● Saved data entries
((

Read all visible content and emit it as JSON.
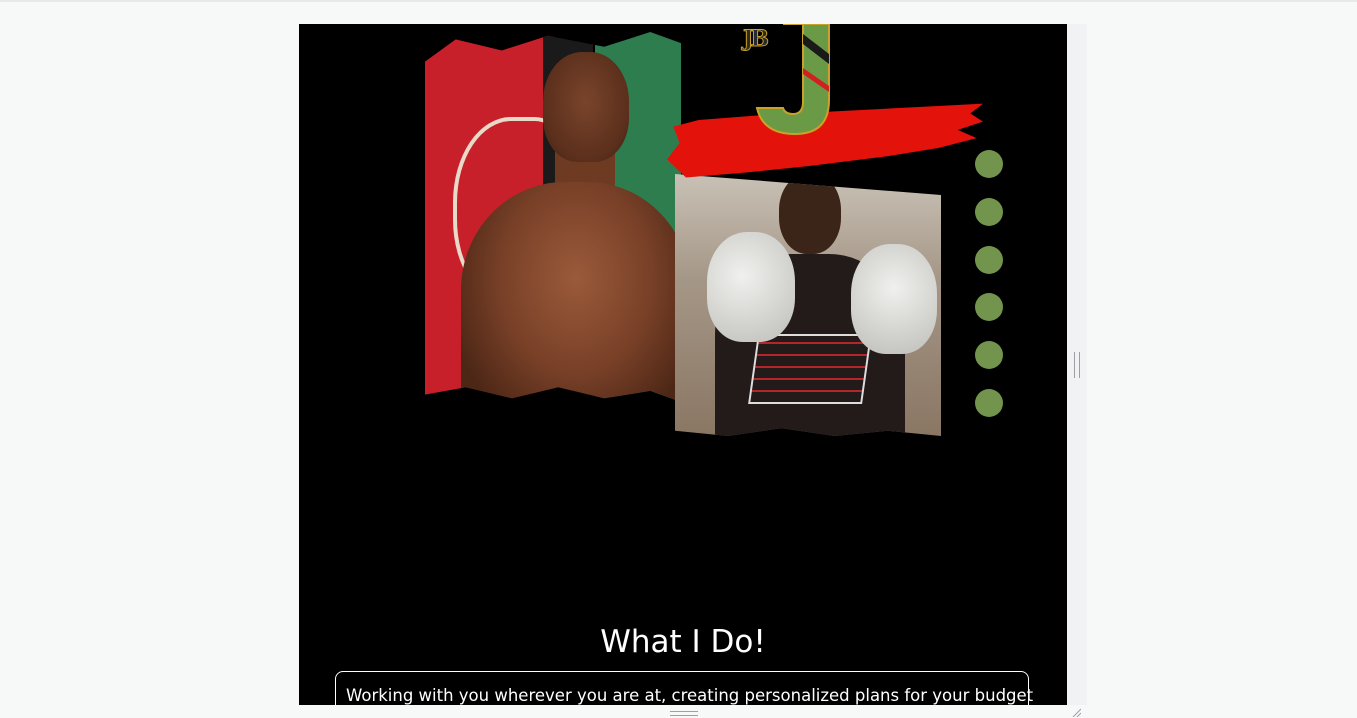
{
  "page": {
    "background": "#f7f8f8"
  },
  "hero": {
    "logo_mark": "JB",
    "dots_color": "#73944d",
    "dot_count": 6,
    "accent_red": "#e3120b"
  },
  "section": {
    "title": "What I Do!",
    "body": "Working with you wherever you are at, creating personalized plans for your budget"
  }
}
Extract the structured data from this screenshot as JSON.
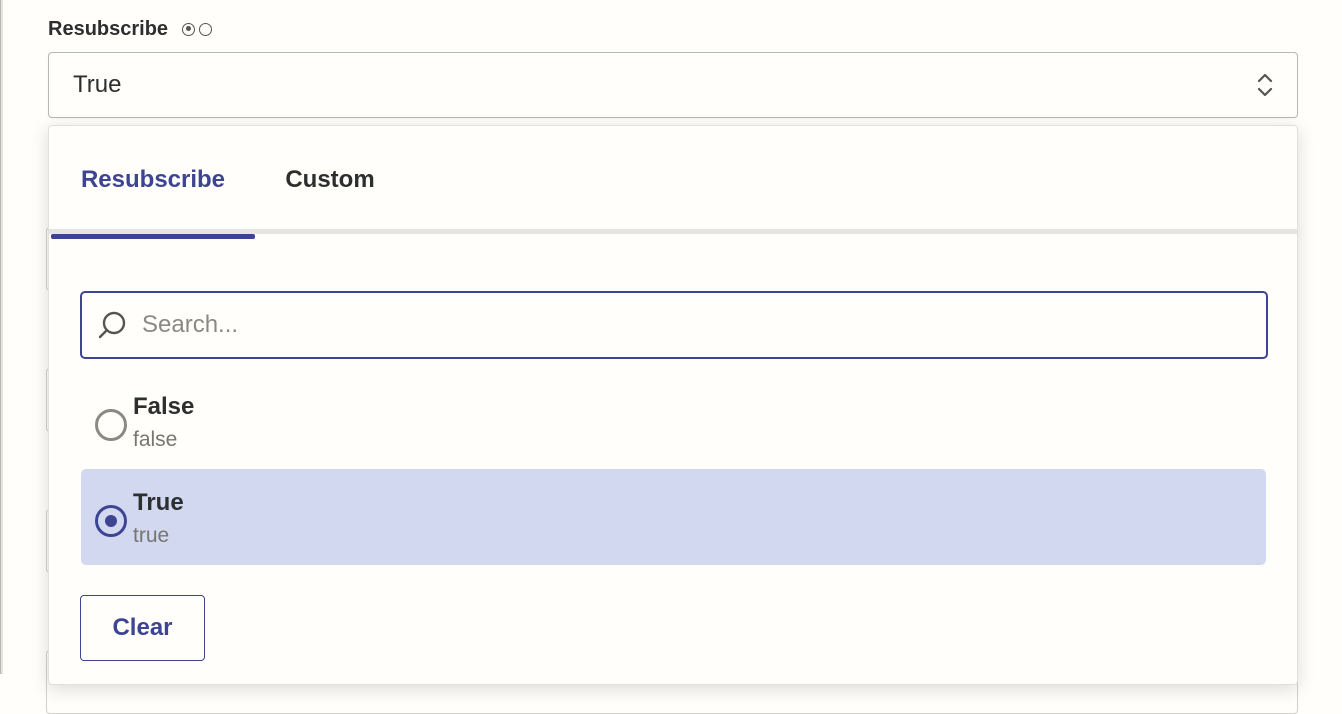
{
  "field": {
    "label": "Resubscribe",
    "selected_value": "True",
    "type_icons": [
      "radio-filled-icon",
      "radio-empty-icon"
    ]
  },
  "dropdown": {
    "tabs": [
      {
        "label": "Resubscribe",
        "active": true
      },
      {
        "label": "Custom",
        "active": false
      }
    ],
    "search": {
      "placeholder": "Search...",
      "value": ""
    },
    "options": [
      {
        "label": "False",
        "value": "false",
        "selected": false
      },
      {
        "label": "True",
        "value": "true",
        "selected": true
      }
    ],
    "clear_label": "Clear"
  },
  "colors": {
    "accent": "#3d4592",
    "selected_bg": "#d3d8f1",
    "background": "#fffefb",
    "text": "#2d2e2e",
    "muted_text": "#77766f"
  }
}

))
((

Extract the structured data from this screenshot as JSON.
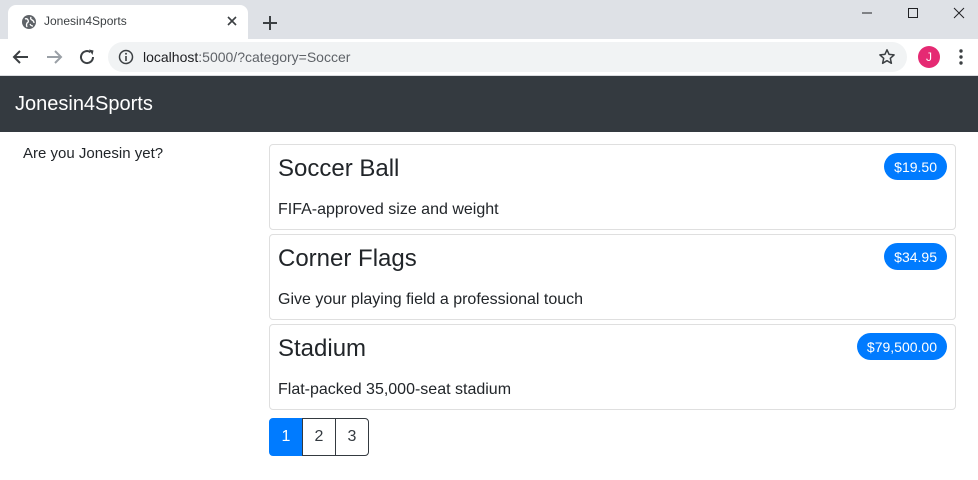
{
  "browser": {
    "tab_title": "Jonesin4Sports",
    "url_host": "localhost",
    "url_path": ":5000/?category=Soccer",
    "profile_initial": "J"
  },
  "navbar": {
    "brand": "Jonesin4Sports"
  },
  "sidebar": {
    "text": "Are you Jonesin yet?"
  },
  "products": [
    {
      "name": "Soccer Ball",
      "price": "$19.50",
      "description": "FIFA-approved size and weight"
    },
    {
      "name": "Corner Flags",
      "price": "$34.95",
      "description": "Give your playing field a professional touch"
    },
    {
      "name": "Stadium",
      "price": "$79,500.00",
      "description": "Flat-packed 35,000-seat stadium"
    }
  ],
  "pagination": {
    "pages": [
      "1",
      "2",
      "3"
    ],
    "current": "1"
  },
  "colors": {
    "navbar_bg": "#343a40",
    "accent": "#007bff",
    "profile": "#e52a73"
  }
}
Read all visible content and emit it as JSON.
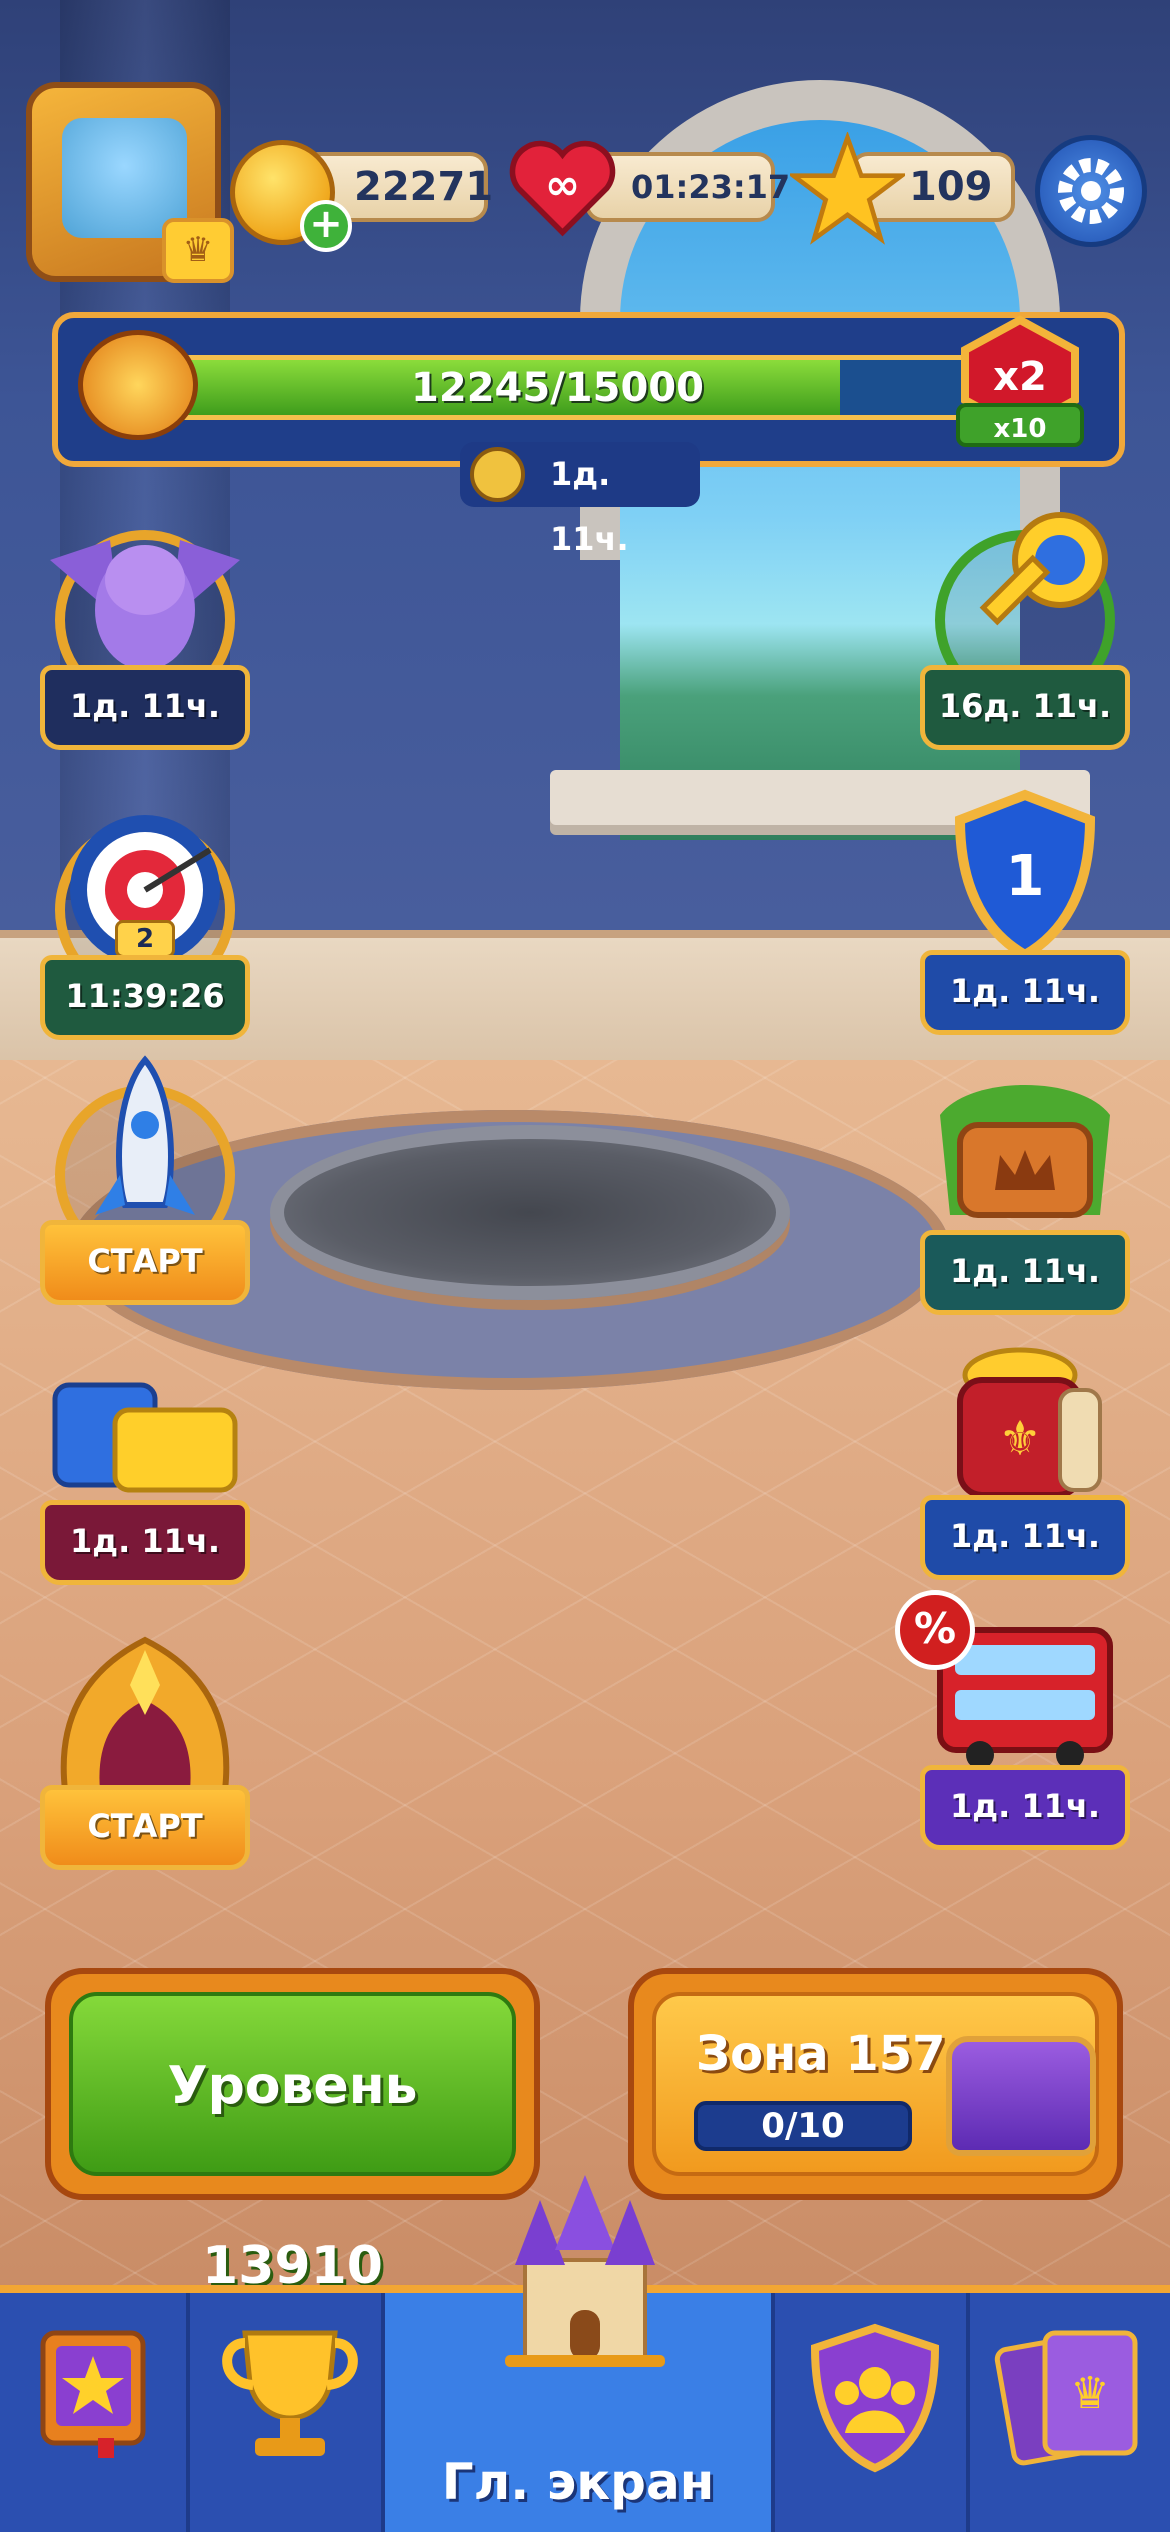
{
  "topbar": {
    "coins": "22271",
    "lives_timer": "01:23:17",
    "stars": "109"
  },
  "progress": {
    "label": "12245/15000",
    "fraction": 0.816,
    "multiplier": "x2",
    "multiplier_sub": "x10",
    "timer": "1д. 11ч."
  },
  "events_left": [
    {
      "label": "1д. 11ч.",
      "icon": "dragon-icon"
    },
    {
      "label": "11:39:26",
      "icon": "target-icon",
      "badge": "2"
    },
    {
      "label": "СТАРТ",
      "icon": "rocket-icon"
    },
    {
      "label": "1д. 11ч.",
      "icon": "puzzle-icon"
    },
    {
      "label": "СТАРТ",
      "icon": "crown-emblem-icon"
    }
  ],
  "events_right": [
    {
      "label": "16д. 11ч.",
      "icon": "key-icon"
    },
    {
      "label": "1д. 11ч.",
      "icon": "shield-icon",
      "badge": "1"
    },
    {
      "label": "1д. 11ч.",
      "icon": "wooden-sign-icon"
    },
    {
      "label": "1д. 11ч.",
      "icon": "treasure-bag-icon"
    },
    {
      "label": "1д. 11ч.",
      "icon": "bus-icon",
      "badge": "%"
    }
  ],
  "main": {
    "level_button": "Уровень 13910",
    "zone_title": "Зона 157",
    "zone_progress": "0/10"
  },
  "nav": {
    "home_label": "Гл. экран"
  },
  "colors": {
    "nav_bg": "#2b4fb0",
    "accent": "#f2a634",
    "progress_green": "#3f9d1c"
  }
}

))

● Exercise
What is the number of lines in the records above that include the word "field"? Reply with that number and nothing more.

● Output below
2